[Task prompt]:
Each line of the material must be returned exactly.
**** Provided entries
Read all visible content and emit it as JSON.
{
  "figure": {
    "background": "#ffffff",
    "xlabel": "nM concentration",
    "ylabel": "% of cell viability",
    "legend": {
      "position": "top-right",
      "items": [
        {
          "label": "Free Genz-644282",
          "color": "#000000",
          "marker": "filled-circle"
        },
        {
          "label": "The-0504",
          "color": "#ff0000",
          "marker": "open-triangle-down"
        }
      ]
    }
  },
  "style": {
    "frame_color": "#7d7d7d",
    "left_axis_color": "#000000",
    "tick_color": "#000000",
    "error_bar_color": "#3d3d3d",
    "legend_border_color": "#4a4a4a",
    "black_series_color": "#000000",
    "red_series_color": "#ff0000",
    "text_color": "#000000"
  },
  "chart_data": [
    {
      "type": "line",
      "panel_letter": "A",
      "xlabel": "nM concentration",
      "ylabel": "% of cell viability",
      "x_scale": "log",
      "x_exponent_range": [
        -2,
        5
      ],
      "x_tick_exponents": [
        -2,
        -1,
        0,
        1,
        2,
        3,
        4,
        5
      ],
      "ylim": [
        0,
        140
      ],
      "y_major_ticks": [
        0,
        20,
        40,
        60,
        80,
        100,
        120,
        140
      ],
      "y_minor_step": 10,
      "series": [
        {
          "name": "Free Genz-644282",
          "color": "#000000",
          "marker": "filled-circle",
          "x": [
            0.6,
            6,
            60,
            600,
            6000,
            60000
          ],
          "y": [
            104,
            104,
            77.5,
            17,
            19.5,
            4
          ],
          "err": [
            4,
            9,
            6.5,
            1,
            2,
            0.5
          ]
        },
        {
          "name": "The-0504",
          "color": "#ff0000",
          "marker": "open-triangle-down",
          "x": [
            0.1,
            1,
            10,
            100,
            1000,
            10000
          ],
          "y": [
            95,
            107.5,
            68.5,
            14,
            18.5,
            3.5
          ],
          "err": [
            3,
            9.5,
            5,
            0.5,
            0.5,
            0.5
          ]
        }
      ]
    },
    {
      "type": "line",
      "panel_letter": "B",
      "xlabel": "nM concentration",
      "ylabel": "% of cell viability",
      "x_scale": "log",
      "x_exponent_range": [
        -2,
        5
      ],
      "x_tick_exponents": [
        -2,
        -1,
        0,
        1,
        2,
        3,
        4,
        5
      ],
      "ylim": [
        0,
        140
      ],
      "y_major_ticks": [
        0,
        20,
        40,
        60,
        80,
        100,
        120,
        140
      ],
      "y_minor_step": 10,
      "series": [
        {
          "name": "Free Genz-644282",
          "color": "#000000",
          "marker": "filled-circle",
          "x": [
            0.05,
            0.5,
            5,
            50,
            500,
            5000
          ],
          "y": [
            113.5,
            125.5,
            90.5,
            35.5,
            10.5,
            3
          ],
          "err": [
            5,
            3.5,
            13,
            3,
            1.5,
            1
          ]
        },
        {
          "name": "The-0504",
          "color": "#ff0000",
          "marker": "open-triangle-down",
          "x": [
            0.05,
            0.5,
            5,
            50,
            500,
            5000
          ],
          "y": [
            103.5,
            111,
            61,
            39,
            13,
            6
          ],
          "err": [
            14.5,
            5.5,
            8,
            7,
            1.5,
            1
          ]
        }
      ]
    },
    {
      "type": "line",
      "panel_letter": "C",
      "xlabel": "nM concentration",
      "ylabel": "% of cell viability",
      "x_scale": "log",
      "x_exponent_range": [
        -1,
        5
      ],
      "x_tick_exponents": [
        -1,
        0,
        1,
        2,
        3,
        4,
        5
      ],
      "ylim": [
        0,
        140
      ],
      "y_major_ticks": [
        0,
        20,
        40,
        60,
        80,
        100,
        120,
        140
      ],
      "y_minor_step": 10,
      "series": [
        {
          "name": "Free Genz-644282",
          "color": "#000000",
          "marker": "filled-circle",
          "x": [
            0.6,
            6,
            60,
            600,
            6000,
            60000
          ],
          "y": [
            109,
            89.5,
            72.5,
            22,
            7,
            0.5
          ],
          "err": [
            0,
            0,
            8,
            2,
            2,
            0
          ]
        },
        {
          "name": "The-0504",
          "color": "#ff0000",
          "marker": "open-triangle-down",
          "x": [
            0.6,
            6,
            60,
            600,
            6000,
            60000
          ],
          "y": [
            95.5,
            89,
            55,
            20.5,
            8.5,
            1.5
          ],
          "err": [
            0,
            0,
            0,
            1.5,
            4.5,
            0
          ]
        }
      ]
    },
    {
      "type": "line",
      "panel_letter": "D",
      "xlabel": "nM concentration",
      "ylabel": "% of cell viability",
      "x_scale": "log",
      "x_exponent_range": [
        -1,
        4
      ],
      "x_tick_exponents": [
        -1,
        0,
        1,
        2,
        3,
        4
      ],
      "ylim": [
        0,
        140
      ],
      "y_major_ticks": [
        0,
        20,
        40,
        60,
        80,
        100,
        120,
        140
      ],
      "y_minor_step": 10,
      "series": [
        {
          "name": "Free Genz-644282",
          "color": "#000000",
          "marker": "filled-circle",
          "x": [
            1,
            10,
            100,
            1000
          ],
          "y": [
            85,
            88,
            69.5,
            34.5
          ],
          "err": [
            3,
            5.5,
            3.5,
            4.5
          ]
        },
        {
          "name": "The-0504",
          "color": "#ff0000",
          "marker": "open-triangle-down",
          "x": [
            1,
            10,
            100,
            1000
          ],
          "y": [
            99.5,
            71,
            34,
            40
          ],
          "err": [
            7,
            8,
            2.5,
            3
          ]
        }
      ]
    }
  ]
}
********
[The solution]:
Read all visible content and emit it as JSON.
{
  "figure": {
    "background": "#ffffff",
    "xlabel": "nM concentration",
    "ylabel": "% of cell viability",
    "legend": {
      "position": "top-right",
      "items": [
        {
          "label": "Free Genz-644282",
          "color": "#000000",
          "marker": "filled-circle"
        },
        {
          "label": "The-0504",
          "color": "#ff0000",
          "marker": "open-triangle-down"
        }
      ]
    }
  },
  "style": {
    "frame_color": "#7d7d7d",
    "left_axis_color": "#000000",
    "tick_color": "#000000",
    "error_bar_color": "#3d3d3d",
    "legend_border_color": "#4a4a4a",
    "black_series_color": "#000000",
    "red_series_color": "#ff0000",
    "text_color": "#000000"
  },
  "chart_data": [
    {
      "type": "line",
      "panel_letter": "A",
      "xlabel": "nM concentration",
      "ylabel": "% of cell viability",
      "x_scale": "log",
      "x_exponent_range": [
        -2,
        5
      ],
      "x_tick_exponents": [
        -2,
        -1,
        0,
        1,
        2,
        3,
        4,
        5
      ],
      "ylim": [
        0,
        140
      ],
      "y_major_ticks": [
        0,
        20,
        40,
        60,
        80,
        100,
        120,
        140
      ],
      "y_minor_step": 10,
      "series": [
        {
          "name": "Free Genz-644282",
          "color": "#000000",
          "marker": "filled-circle",
          "x": [
            0.6,
            6,
            60,
            600,
            6000,
            60000
          ],
          "y": [
            104,
            104,
            77.5,
            17,
            19.5,
            4
          ],
          "err": [
            4,
            9,
            6.5,
            1,
            2,
            0.5
          ]
        },
        {
          "name": "The-0504",
          "color": "#ff0000",
          "marker": "open-triangle-down",
          "x": [
            0.1,
            1,
            10,
            100,
            1000,
            10000
          ],
          "y": [
            95,
            107.5,
            68.5,
            14,
            18.5,
            3.5
          ],
          "err": [
            3,
            9.5,
            5,
            0.5,
            0.5,
            0.5
          ]
        }
      ]
    },
    {
      "type": "line",
      "panel_letter": "B",
      "xlabel": "nM concentration",
      "ylabel": "% of cell viability",
      "x_scale": "log",
      "x_exponent_range": [
        -2,
        5
      ],
      "x_tick_exponents": [
        -2,
        -1,
        0,
        1,
        2,
        3,
        4,
        5
      ],
      "ylim": [
        0,
        140
      ],
      "y_major_ticks": [
        0,
        20,
        40,
        60,
        80,
        100,
        120,
        140
      ],
      "y_minor_step": 10,
      "series": [
        {
          "name": "Free Genz-644282",
          "color": "#000000",
          "marker": "filled-circle",
          "x": [
            0.05,
            0.5,
            5,
            50,
            500,
            5000
          ],
          "y": [
            113.5,
            125.5,
            90.5,
            35.5,
            10.5,
            3
          ],
          "err": [
            5,
            3.5,
            13,
            3,
            1.5,
            1
          ]
        },
        {
          "name": "The-0504",
          "color": "#ff0000",
          "marker": "open-triangle-down",
          "x": [
            0.05,
            0.5,
            5,
            50,
            500,
            5000
          ],
          "y": [
            103.5,
            111,
            61,
            39,
            13,
            6
          ],
          "err": [
            14.5,
            5.5,
            8,
            7,
            1.5,
            1
          ]
        }
      ]
    },
    {
      "type": "line",
      "panel_letter": "C",
      "xlabel": "nM concentration",
      "ylabel": "% of cell viability",
      "x_scale": "log",
      "x_exponent_range": [
        -1,
        5
      ],
      "x_tick_exponents": [
        -1,
        0,
        1,
        2,
        3,
        4,
        5
      ],
      "ylim": [
        0,
        140
      ],
      "y_major_ticks": [
        0,
        20,
        40,
        60,
        80,
        100,
        120,
        140
      ],
      "y_minor_step": 10,
      "series": [
        {
          "name": "Free Genz-644282",
          "color": "#000000",
          "marker": "filled-circle",
          "x": [
            0.6,
            6,
            60,
            600,
            6000,
            60000
          ],
          "y": [
            109,
            89.5,
            72.5,
            22,
            7,
            0.5
          ],
          "err": [
            0,
            0,
            8,
            2,
            2,
            0
          ]
        },
        {
          "name": "The-0504",
          "color": "#ff0000",
          "marker": "open-triangle-down",
          "x": [
            0.6,
            6,
            60,
            600,
            6000,
            60000
          ],
          "y": [
            95.5,
            89,
            55,
            20.5,
            8.5,
            1.5
          ],
          "err": [
            0,
            0,
            0,
            1.5,
            4.5,
            0
          ]
        }
      ]
    },
    {
      "type": "line",
      "panel_letter": "D",
      "xlabel": "nM concentration",
      "ylabel": "% of cell viability",
      "x_scale": "log",
      "x_exponent_range": [
        -1,
        4
      ],
      "x_tick_exponents": [
        -1,
        0,
        1,
        2,
        3,
        4
      ],
      "ylim": [
        0,
        140
      ],
      "y_major_ticks": [
        0,
        20,
        40,
        60,
        80,
        100,
        120,
        140
      ],
      "y_minor_step": 10,
      "series": [
        {
          "name": "Free Genz-644282",
          "color": "#000000",
          "marker": "filled-circle",
          "x": [
            1,
            10,
            100,
            1000
          ],
          "y": [
            85,
            88,
            69.5,
            34.5
          ],
          "err": [
            3,
            5.5,
            3.5,
            4.5
          ]
        },
        {
          "name": "The-0504",
          "color": "#ff0000",
          "marker": "open-triangle-down",
          "x": [
            1,
            10,
            100,
            1000
          ],
          "y": [
            99.5,
            71,
            34,
            40
          ],
          "err": [
            7,
            8,
            2.5,
            3
          ]
        }
      ]
    }
  ]
}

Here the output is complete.